Users and relayers will interact with the Bridge contract. This delegates calls to the handler contracts for deposits and executing proposals.

function deposit (uint8 destinationChainID, bytes32 resourceID, bytes calldata data)

Handler Contracts

To provide modularity and break out the necessary contract logic, the implementation uses a notion of handlers. A handler is defined for ERC20, ERC721 and generic transfers. These map directly to the Fungible, Non-Fungible, and generic transfer types.

A handler must fulfill two interfaces:

// Will be called by the bridge contract to initiate a transfer
function deposit(uint8 destinationChainID, uint64 depositNonce, address depositer, bytes calldata data)
// TODO: This would be more aptly named executeProposal
// Called by the bridge contract to complete a transfer
function executeDeposit(bytes calldata data)

The calldata field is the parameters required for the handler. The exact serialization is defined for each handler.

ERC20 & ERC721 Handlers

These handlers share a lot of similarities.

These handlers are responsible for transferring ERC assets. They should provide the ability for the bridge to take ownership of tokens and release tokens to execute transfers.

Different configurations may require different interface interactions. For example, it may make sense to mint and burn a token that is originally from another chain. If supply needs to be controlled, transferring tokens in and out of a reserve may be desired instead. To support either case handlers should associate each resource ID/token contract with one of these:

  • transferFrom() - The user approves the handler to move the tokens prior to initiating the transfer. The handler will call transferFrom() as part of the transfer initiation. For the inverse, the handler will call transfer() to release tokens from the handlers ownership.
  • mint()/burn() - The user approves the handler to move the tokens prior to initiating the transfer. The handler will call burnFrom() as part of the transfer initiation. For the inverse, the handler will call mint() to release tokens to the recipient (and must have privileges to do so).

ERC20 Handler

Calldata for deposit()

Data Type Location
Amount uint256 0 - 31
Recipient Address Length uint256 32 - 63
Recipient Address bytes 63 - END

Calldata for executeDeposit()

Data Type Location
Amount uint256 0 - 31
Recipient Address Length uint256 32 - 63
Recipient Address bytes 64 - END

ERC721 Handler

Metadata

The tokenURI should be used as the metadata field if the contract supports the Metadata extension (interface ID 0x5b5e139f).

++++++

§ **PROBLEMS TO WORK ON**:
**A)** Using the bridge contract text, explain why handlers should link each resource ID/token contract with either transferFrom() or mint()/burn().
**B)** Please continue the bridge contract text from where it stops.

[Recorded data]
++++++

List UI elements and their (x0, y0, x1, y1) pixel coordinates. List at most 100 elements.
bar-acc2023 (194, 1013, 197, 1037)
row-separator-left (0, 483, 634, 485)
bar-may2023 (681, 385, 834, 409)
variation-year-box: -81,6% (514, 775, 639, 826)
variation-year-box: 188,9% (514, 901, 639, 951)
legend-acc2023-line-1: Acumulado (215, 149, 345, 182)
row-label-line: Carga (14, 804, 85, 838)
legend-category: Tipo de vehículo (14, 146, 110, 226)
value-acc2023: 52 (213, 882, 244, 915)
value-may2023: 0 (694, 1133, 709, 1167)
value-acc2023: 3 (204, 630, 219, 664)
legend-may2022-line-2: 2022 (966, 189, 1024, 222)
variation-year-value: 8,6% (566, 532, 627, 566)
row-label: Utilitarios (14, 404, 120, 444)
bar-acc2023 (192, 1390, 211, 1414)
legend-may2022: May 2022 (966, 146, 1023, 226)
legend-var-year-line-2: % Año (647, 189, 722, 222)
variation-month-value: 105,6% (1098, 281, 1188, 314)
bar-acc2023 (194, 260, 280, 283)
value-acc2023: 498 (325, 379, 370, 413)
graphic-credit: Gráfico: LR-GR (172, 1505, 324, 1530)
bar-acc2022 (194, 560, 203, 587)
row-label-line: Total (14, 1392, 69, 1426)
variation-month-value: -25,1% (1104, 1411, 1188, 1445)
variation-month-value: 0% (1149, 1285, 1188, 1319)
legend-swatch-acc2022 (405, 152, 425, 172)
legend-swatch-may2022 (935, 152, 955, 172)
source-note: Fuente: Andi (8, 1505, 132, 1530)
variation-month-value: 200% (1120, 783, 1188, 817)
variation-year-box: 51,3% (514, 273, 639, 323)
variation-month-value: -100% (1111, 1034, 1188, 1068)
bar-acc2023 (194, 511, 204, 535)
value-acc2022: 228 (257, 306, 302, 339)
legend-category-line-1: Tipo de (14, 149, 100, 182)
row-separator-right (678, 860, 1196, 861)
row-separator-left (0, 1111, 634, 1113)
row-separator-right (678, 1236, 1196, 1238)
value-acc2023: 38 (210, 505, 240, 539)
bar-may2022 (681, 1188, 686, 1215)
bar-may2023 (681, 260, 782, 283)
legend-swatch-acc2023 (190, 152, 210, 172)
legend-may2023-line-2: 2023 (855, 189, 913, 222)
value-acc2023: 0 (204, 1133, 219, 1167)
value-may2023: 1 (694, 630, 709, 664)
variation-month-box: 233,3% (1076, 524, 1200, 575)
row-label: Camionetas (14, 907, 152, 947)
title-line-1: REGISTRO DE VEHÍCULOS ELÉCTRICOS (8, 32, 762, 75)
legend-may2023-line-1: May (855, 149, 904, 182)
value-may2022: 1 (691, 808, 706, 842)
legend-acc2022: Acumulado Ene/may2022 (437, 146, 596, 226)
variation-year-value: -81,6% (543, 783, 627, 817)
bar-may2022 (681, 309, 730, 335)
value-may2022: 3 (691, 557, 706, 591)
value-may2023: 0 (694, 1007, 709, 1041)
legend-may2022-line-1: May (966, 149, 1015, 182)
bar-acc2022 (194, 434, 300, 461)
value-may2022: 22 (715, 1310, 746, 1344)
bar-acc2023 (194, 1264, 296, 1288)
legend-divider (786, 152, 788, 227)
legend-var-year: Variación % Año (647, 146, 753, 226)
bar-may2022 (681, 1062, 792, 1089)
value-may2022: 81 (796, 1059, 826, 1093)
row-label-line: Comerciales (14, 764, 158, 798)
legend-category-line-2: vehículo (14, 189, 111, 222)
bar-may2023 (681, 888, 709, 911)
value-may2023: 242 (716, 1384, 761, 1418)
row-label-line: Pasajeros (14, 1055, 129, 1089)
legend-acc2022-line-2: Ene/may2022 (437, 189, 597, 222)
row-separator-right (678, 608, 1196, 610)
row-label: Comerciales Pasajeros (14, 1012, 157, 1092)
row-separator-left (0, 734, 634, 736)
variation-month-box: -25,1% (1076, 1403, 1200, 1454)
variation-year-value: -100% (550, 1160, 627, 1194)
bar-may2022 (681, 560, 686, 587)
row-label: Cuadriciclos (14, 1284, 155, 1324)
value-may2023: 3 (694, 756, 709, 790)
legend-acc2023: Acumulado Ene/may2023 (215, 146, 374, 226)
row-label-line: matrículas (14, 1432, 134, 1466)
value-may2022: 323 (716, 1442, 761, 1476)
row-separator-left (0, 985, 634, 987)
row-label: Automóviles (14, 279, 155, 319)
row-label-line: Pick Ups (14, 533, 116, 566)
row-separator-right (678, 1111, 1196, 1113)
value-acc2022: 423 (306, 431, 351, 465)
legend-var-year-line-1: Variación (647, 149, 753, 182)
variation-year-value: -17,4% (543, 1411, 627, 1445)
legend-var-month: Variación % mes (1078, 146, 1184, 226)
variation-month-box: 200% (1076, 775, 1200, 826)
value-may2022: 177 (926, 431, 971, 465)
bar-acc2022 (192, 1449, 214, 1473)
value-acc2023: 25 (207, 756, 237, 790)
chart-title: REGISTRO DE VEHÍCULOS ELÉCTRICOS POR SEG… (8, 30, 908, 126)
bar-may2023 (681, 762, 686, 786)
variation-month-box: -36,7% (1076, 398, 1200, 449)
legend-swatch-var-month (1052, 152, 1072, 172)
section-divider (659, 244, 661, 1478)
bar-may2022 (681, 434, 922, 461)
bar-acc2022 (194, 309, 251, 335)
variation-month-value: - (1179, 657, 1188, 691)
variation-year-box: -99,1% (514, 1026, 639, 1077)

++++++

§ **WRITTEN ANSWERS**:
**A)** Different configurations may call for different interface interactions. For a token that originally comes from another chain, minting and burning may make sense, while moving tokens in and out of a reserve may be preferred when supply needs to be controlled. Linking each resource ID/token contract to one of these methods lets the handlers support either case.

**B)**
Calldata for deposit()

Data Type Location
TokenID uint256 0 - 31
Recipient Address Length uint256 32 - 63
Recipient Address bytes 63 - END

Calldata for executeDeposit()

Data Type Location
TokenID uint256 0 - 31
Recipient Address Length uint256 32 - 63
Recipient Address bytes 64 - 95
Metadata Length uint256 96 - 127
Metadata bytes 128 - END

Generic Handler

As well as associating a resource ID to a contract address, the generic handler should allow specific functions on those contracts to be used. To allow for this we must:

  1. Use function selectors to identify functions.
  2. Require functions that accept bytes as a the only parameter OR require the data already be ABI encoded for the function

Deposit

In a generic context, a deposit is simply the initiation of a transfer of a piece of data. To (optionally) allow this data to be validated for transfer the deposit mechanism should pass the data to a specified function and proceed with the transfer if the call succeeds (ie. does not revert). A function selector of 0x00 should skip the deposit function call.

Execute

An execution function must be specified. When executeDeposit() is called on the handler it should pass the metadata field to the specified function.

Calldata for deposit()

Data Type Location
Metadata Length uint256 0 - 31
Metadata bytes 32 - END

Calldata for execute()

Data Type Location
Metadata Length uint256 0 - 31
Metadata bytes 32 - END

Administration

The contracts should be controlled by an admin account. This should control the relayer set, manage the resource IDs, and specify the handlers. It should also be able to pause and unpause transfers at any times.